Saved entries
----------
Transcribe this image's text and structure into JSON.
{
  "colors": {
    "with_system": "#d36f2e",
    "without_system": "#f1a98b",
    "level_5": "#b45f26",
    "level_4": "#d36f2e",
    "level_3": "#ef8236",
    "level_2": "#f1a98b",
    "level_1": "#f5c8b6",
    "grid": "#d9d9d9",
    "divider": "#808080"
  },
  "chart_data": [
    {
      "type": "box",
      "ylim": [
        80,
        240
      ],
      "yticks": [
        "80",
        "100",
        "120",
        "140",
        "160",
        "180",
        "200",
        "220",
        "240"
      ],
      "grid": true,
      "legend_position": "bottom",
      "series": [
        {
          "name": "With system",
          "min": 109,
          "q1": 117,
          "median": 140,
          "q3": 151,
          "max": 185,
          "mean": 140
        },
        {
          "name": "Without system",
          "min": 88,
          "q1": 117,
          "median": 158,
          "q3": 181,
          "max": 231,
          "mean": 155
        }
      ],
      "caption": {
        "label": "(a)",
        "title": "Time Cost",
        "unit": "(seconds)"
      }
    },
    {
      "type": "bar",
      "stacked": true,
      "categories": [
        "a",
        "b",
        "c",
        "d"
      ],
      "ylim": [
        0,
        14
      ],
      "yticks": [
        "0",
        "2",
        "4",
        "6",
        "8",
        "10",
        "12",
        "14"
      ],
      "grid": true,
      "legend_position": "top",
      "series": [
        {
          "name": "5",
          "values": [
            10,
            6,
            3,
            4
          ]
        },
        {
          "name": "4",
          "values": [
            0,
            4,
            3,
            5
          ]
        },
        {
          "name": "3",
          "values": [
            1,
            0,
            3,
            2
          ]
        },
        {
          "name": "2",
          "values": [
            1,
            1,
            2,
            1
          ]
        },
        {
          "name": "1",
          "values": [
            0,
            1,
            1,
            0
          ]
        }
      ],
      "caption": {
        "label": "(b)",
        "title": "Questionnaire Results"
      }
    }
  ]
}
----------
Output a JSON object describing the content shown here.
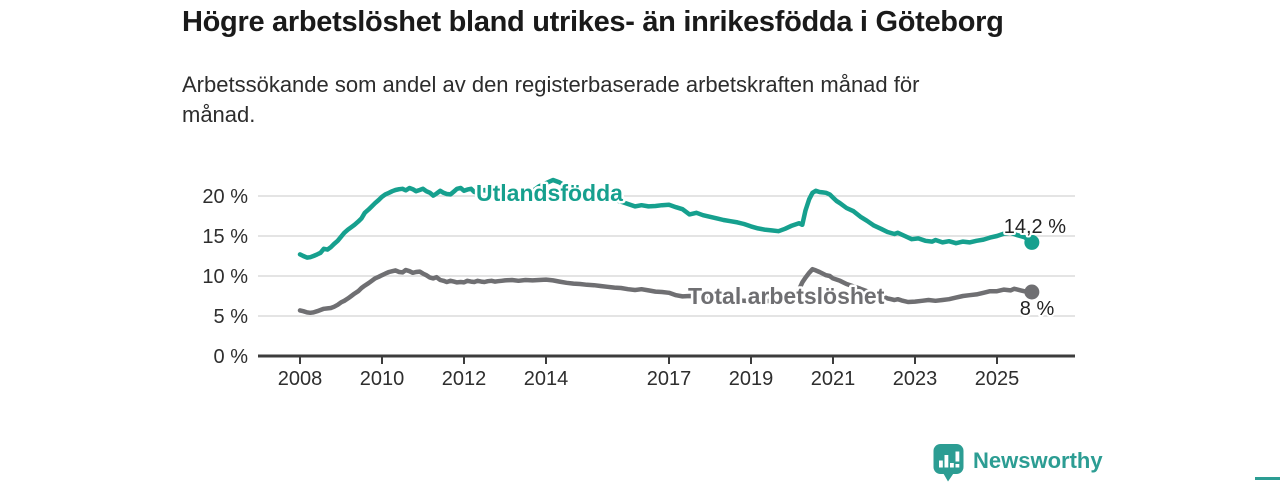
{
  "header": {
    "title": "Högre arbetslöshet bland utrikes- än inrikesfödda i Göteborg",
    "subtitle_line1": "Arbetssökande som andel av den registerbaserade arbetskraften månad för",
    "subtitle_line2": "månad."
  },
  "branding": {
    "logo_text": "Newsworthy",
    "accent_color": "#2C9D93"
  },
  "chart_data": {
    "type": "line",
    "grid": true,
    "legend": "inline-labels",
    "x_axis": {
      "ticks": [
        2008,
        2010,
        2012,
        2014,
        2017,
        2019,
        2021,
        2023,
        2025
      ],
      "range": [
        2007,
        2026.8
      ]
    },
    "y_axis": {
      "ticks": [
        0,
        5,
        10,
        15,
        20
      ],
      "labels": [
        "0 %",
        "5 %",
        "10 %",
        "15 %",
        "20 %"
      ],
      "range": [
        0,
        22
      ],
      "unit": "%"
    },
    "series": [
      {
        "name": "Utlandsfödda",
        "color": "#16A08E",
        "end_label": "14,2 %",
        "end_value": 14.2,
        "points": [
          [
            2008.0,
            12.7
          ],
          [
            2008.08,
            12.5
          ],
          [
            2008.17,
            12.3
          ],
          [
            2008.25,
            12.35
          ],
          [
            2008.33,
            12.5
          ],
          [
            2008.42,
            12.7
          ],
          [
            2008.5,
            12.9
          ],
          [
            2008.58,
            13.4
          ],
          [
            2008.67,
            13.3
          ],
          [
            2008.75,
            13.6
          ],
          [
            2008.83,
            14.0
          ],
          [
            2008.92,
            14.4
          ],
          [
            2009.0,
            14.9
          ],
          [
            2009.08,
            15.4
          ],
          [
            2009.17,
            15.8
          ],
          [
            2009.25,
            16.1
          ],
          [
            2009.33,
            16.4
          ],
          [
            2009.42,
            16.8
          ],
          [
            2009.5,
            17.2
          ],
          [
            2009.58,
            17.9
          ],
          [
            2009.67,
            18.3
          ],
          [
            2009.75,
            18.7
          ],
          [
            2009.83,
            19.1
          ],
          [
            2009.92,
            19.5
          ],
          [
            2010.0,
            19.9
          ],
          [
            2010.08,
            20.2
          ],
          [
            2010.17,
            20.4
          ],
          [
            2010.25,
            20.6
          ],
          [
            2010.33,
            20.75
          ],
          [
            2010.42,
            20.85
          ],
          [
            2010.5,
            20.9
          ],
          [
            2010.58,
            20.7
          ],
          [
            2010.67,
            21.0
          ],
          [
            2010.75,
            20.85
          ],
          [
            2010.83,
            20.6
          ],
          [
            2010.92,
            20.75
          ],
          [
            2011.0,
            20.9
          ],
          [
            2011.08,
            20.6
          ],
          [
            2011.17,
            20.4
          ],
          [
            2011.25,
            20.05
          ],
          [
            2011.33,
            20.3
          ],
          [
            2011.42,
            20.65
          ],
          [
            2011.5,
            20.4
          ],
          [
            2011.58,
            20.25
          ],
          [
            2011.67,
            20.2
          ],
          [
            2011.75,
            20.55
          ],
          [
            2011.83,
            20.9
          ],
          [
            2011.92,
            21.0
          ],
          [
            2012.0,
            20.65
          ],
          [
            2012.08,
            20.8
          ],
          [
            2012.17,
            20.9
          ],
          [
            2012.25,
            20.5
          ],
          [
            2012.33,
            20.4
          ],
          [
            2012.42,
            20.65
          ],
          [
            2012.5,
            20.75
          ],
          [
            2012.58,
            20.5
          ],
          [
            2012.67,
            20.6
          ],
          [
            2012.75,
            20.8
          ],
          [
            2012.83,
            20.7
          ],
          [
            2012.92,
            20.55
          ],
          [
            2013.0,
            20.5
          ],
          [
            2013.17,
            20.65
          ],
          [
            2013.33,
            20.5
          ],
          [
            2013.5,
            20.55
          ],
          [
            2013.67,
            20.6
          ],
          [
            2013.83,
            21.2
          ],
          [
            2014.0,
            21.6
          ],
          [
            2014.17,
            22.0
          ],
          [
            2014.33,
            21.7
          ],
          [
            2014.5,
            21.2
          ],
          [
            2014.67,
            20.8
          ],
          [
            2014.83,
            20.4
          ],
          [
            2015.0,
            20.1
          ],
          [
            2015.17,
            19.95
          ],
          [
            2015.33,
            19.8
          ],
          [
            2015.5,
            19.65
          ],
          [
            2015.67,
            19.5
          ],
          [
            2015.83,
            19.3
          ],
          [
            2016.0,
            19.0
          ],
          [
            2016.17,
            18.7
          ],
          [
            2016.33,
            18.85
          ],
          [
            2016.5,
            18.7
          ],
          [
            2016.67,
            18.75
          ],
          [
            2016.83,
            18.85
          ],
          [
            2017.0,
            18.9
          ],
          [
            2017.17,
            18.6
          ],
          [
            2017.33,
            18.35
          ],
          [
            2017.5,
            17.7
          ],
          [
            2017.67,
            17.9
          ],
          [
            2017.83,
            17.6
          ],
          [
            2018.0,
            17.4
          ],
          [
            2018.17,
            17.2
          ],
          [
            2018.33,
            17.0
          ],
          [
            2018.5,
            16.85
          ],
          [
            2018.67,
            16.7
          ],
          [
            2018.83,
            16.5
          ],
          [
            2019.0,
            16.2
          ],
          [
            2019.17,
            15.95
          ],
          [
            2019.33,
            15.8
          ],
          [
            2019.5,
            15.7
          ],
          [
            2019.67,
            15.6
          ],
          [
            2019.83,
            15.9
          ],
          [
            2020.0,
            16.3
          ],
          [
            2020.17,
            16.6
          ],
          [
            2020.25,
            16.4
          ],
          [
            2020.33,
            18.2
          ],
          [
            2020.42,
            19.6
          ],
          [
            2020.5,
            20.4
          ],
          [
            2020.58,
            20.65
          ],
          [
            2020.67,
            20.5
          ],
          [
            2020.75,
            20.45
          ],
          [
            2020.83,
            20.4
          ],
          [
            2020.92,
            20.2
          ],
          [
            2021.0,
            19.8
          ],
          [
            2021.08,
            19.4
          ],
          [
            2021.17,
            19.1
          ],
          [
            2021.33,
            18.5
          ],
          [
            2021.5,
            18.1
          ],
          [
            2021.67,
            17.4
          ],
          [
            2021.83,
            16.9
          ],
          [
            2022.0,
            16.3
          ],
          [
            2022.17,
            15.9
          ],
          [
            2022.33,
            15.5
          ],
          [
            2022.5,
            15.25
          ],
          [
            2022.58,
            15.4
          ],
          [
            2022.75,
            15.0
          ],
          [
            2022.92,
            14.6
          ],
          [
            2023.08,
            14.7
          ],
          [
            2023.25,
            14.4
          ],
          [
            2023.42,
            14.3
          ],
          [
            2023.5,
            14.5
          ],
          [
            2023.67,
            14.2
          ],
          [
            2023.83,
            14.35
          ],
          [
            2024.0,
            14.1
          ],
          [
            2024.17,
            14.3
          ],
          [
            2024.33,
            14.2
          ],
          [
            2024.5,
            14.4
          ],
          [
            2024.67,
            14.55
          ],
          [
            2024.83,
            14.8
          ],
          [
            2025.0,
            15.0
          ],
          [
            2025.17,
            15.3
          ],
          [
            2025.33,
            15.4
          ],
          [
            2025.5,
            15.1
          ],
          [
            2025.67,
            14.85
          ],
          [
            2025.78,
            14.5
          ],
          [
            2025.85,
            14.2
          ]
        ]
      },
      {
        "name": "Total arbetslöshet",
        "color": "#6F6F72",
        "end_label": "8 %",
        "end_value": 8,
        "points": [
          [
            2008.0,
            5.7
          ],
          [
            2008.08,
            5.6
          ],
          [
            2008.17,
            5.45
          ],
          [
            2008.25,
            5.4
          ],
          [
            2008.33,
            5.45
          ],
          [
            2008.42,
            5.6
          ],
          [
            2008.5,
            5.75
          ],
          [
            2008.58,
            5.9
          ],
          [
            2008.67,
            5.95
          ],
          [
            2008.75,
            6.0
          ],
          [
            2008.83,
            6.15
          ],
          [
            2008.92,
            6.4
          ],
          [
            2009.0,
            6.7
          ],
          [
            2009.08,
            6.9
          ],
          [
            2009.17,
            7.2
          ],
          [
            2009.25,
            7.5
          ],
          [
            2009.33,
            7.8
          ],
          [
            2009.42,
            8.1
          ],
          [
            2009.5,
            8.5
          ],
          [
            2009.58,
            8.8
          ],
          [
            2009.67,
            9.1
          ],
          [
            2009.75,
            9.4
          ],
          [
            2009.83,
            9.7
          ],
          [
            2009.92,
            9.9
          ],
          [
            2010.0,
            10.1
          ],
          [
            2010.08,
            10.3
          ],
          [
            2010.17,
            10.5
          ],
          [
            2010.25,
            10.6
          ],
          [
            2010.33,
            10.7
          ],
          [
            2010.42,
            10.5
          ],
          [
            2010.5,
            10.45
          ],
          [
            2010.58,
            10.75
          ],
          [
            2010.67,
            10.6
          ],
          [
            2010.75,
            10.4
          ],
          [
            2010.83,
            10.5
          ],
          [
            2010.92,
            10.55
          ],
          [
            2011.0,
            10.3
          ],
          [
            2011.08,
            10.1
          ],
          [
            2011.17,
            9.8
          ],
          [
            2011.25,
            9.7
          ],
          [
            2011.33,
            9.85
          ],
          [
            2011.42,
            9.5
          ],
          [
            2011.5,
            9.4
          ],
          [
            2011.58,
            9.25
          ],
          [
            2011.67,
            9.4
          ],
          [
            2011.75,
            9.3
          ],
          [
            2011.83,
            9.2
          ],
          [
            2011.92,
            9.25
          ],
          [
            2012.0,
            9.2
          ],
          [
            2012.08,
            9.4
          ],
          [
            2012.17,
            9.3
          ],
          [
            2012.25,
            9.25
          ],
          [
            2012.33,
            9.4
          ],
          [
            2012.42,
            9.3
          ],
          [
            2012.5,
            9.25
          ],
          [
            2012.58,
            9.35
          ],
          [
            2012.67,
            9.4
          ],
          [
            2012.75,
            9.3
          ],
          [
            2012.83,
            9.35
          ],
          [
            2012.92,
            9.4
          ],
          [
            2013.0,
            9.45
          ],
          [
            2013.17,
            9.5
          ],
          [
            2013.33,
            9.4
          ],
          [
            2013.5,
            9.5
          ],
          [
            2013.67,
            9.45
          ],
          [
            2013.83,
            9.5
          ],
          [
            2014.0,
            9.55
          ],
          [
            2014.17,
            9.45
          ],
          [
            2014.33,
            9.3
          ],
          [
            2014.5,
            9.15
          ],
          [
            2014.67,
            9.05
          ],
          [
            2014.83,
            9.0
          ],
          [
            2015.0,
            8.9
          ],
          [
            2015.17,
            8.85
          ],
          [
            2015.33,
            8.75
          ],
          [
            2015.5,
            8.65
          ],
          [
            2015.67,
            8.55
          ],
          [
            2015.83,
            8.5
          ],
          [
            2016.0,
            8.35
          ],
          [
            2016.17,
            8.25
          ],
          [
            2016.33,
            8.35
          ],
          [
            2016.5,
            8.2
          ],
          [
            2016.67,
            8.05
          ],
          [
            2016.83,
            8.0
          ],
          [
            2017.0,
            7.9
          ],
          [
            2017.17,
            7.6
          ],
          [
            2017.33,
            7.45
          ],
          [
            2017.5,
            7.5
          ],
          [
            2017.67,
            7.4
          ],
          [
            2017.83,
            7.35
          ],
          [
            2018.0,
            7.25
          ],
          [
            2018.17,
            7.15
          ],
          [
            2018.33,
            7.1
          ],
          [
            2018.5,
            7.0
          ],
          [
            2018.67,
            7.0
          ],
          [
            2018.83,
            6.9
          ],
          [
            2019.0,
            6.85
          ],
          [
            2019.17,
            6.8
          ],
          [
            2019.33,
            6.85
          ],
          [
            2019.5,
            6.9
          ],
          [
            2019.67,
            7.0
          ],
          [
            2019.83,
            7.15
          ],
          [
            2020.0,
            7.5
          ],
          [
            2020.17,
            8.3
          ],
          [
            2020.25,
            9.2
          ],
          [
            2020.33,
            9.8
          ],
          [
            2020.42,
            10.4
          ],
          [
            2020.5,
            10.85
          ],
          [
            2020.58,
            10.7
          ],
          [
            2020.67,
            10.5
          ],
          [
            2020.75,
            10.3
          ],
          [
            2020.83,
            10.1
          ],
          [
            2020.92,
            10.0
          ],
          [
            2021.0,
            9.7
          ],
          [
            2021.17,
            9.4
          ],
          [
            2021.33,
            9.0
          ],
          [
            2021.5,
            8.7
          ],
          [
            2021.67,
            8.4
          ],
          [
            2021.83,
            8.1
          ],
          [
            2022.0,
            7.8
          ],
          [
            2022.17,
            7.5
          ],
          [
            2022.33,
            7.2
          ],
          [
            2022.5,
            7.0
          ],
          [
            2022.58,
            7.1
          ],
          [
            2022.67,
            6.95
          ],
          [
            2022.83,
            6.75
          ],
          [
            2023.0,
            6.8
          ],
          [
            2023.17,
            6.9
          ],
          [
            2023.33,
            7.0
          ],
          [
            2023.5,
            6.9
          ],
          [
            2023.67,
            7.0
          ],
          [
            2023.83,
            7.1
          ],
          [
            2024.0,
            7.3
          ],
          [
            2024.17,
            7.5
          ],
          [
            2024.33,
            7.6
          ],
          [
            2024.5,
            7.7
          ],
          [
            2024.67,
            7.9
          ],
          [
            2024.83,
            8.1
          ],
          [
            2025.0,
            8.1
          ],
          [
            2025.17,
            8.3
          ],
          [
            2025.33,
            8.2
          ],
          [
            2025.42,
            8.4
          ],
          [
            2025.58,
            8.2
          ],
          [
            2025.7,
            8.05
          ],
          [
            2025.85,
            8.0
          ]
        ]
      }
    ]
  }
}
----------
■ EXERCISE GOAL
Report how many lines in the records hold the word "månad", giving the number and nothing else.

■ FULL ANSWER
2